WORK TO COMPLETE: Extract the listing in its entirety, keeping each line identical to the original.

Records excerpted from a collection
****
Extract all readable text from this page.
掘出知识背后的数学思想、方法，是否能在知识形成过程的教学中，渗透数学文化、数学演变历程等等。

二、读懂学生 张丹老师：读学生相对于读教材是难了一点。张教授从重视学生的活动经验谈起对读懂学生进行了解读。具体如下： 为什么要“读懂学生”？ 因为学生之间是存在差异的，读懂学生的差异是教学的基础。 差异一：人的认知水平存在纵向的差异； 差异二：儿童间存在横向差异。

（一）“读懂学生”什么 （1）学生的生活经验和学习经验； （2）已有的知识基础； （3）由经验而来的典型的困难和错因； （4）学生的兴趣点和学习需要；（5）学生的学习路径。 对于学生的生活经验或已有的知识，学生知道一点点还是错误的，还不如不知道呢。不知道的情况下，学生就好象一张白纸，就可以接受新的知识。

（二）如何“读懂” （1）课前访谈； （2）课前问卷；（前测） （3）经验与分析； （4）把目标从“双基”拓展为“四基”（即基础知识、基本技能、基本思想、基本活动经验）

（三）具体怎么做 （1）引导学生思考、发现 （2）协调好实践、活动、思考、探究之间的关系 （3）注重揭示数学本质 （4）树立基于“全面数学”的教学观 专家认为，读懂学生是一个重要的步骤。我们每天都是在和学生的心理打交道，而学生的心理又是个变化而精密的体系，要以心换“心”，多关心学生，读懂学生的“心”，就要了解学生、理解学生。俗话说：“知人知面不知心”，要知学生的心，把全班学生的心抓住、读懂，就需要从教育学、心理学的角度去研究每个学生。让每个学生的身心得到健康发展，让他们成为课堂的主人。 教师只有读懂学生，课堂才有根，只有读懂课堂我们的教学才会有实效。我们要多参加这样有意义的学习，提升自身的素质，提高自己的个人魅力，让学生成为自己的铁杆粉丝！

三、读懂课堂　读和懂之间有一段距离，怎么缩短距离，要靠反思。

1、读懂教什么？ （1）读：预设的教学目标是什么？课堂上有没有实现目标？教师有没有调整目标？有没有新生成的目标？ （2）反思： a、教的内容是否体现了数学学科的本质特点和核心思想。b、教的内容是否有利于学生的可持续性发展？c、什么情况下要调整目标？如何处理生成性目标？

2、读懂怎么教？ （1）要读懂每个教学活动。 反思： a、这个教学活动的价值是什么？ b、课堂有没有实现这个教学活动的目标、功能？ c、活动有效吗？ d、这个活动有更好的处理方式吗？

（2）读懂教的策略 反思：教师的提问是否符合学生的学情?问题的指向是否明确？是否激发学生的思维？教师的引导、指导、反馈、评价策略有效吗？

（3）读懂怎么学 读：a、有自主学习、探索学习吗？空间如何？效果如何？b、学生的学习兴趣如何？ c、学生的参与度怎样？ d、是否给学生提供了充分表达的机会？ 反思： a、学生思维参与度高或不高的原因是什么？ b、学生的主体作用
****
ANSWER TO THIS EXERCISE:
Extract all readable text from this page.
掘出知识背后的数学思想、方法，是否能在知识形成过程的教学中，渗透数学文化、数学演变历程等等。

二、读懂学生 张丹老师：读学生相对于读教材是难了一点。张教授从重视学生的活动经验谈起对读懂学生进行了解读。具体如下： 为什么要“读懂学生”？ 因为学生之间是存在差异的，读懂学生的差异是教学的基础。 差异一：人的认知水平存在纵向的差异； 差异二：儿童间存在横向差异。

（一）“读懂学生”什么 （1）学生的生活经验和学习经验； （2）已有的知识基础； （3）由经验而来的典型的困难和错因； （4）学生的兴趣点和学习需要；（5）学生的学习路径。 对于学生的生活经验或已有的知识，学生知道一点点还是错误的，还不如不知道呢。不知道的情况下，学生就好象一张白纸，就可以接受新的知识。

（二）如何“读懂” （1）课前访谈； （2）课前问卷；（前测） （3）经验与分析； （4）把目标从“双基”拓展为“四基”（即基础知识、基本技能、基本思想、基本活动经验）

（三）具体怎么做 （1）引导学生思考、发现 （2）协调好实践、活动、思考、探究之间的关系 （3）注重揭示数学本质 （4）树立基于“全面数学”的教学观 专家认为，读懂学生是一个重要的步骤。我们每天都是在和学生的心理打交道，而学生的心理又是个变化而精密的体系，要以心换“心”，多关心学生，读懂学生的“心”，就要了解学生、理解学生。俗话说：“知人知面不知心”，要知学生的心，把全班学生的心抓住、读懂，就需要从教育学、心理学的角度去研究每个学生。让每个学生的身心得到健康发展，让他们成为课堂的主人。 教师只有读懂学生，课堂才有根，只有读懂课堂我们的教学才会有实效。我们要多参加这样有意义的学习，提升自身的素质，提高自己的个人魅力，让学生成为自己的铁杆粉丝！

三、读懂课堂　读和懂之间有一段距离，怎么缩短距离，要靠反思。

1、读懂教什么？ （1）读：预设的教学目标是什么？课堂上有没有实现目标？教师有没有调整目标？有没有新生成的目标？ （2）反思： a、教的内容是否体现了数学学科的本质特点和核心思想。b、教的内容是否有利于学生的可持续性发展？c、什么情况下要调整目标？如何处理生成性目标？

2、读懂怎么教？ （1）要读懂每个教学活动。 反思： a、这个教学活动的价值是什么？ b、课堂有没有实现这个教学活动的目标、功能？ c、活动有效吗？ d、这个活动有更好的处理方式吗？

（2）读懂教的策略 反思：教师的提问是否符合学生的学情?问题的指向是否明确？是否激发学生的思维？教师的引导、指导、反馈、评价策略有效吗？

（3）读懂怎么学 读：a、有自主学习、探索学习吗？空间如何？效果如何？b、学生的学习兴趣如何？ c、学生的参与度怎样？ d、是否给学生提供了充分表达的机会？ 反思： a、学生思维参与度高或不高的原因是什么？ b、学生的主体作用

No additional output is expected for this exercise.